▶ Directive
Reproduce the listing word for word, leaving every picture behind.

▶ Listing
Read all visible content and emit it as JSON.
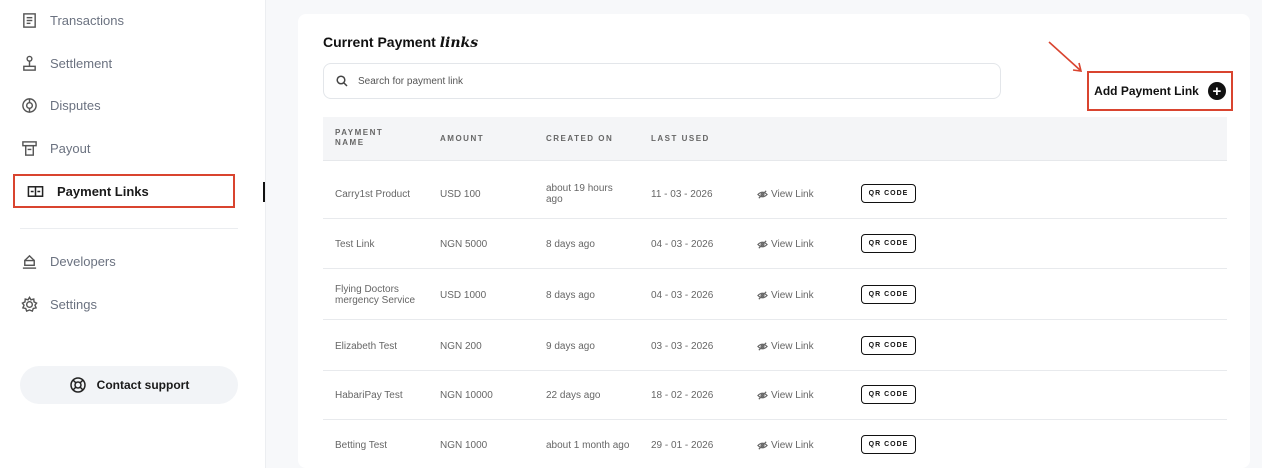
{
  "sidebar": {
    "items": [
      {
        "label": "Transactions",
        "icon": "transactions-icon"
      },
      {
        "label": "Settlement",
        "icon": "settlement-icon"
      },
      {
        "label": "Disputes",
        "icon": "disputes-icon"
      },
      {
        "label": "Payout",
        "icon": "payout-icon"
      },
      {
        "label": "Payment Links",
        "icon": "payment-links-icon",
        "active": true
      },
      {
        "label": "Developers",
        "icon": "developers-icon"
      },
      {
        "label": "Settings",
        "icon": "settings-icon"
      }
    ],
    "contact_support": "Contact support"
  },
  "main": {
    "title_prefix": "Current Payment",
    "title_emphasis": "links",
    "search_placeholder": "Search for payment link",
    "add_button_label": "Add Payment Link",
    "table": {
      "headers": [
        "PAYMENT NAME",
        "AMOUNT",
        "CREATED ON",
        "LAST USED"
      ],
      "view_link_label": "View Link",
      "qr_label": "QR CODE",
      "rows": [
        {
          "name": "Carry1st Product",
          "amount": "USD 100",
          "created": "about 19 hours ago",
          "last_used": "11 - 03 - 2026"
        },
        {
          "name": "Test Link",
          "amount": "NGN 5000",
          "created": "8 days ago",
          "last_used": "04 - 03 - 2026"
        },
        {
          "name": "Flying Doctors mergency Service",
          "amount": "USD 1000",
          "created": "8 days ago",
          "last_used": "04 - 03 - 2026"
        },
        {
          "name": "Elizabeth Test",
          "amount": "NGN 200",
          "created": "9 days ago",
          "last_used": "03 - 03 - 2026"
        },
        {
          "name": "HabariPay Test",
          "amount": "NGN 10000",
          "created": "22 days ago",
          "last_used": "18 - 02 - 2026"
        },
        {
          "name": "Betting Test",
          "amount": "NGN 1000",
          "created": "about 1 month ago",
          "last_used": "29 - 01 - 2026"
        }
      ]
    }
  },
  "colors": {
    "highlight": "#d9442f",
    "text_dark": "#111111",
    "text_muted": "#666666",
    "header_bg": "#f4f5f7"
  }
}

▶ Task answer
Read all visible content and emit it as JSON.
{
  "sidebar": {
    "items": [
      {
        "label": "Transactions",
        "icon": "transactions-icon"
      },
      {
        "label": "Settlement",
        "icon": "settlement-icon"
      },
      {
        "label": "Disputes",
        "icon": "disputes-icon"
      },
      {
        "label": "Payout",
        "icon": "payout-icon"
      },
      {
        "label": "Payment Links",
        "icon": "payment-links-icon",
        "active": true
      },
      {
        "label": "Developers",
        "icon": "developers-icon"
      },
      {
        "label": "Settings",
        "icon": "settings-icon"
      }
    ],
    "contact_support": "Contact support"
  },
  "main": {
    "title_prefix": "Current Payment",
    "title_emphasis": "links",
    "search_placeholder": "Search for payment link",
    "add_button_label": "Add Payment Link",
    "table": {
      "headers": [
        "PAYMENT NAME",
        "AMOUNT",
        "CREATED ON",
        "LAST USED"
      ],
      "view_link_label": "View Link",
      "qr_label": "QR CODE",
      "rows": [
        {
          "name": "Carry1st Product",
          "amount": "USD 100",
          "created": "about 19 hours ago",
          "last_used": "11 - 03 - 2026"
        },
        {
          "name": "Test Link",
          "amount": "NGN 5000",
          "created": "8 days ago",
          "last_used": "04 - 03 - 2026"
        },
        {
          "name": "Flying Doctors mergency Service",
          "amount": "USD 1000",
          "created": "8 days ago",
          "last_used": "04 - 03 - 2026"
        },
        {
          "name": "Elizabeth Test",
          "amount": "NGN 200",
          "created": "9 days ago",
          "last_used": "03 - 03 - 2026"
        },
        {
          "name": "HabariPay Test",
          "amount": "NGN 10000",
          "created": "22 days ago",
          "last_used": "18 - 02 - 2026"
        },
        {
          "name": "Betting Test",
          "amount": "NGN 1000",
          "created": "about 1 month ago",
          "last_used": "29 - 01 - 2026"
        }
      ]
    }
  },
  "colors": {
    "highlight": "#d9442f",
    "text_dark": "#111111",
    "text_muted": "#666666",
    "header_bg": "#f4f5f7"
  }
}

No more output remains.